- EXERCISE INSTRUCTIONS: Copy every record word for word.

- RECORDS SUPPLIED:

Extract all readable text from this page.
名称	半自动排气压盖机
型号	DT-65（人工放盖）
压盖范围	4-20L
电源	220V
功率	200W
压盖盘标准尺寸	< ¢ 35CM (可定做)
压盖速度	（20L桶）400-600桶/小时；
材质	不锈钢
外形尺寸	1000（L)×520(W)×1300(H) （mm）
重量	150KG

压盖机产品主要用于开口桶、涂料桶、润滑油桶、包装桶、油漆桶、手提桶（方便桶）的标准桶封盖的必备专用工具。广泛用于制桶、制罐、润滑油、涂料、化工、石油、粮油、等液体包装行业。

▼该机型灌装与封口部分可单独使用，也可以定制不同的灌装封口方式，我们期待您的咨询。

- FINISHED TASK:
Extract all readable text from this page.
名称	半自动排气压盖机
型号	DT-65（人工放盖）
压盖范围	4-20L
电源	220V
功率	200W
压盖盘标准尺寸	< ¢ 35CM (可定做)
压盖速度	（20L桶）400-600桶/小时；
材质	不锈钢
外形尺寸	1000（L)×520(W)×1300(H) （mm）
重量	150KG

压盖机产品主要用于开口桶、涂料桶、润滑油桶、包装桶、油漆桶、手提桶（方便桶）的标准桶封盖的必备专用工具。广泛用于制桶、制罐、润滑油、涂料、化工、石油、粮油、等液体包装行业。

▼该机型灌装与封口部分可单独使用，也可以定制不同的灌装封口方式，我们期待您的咨询。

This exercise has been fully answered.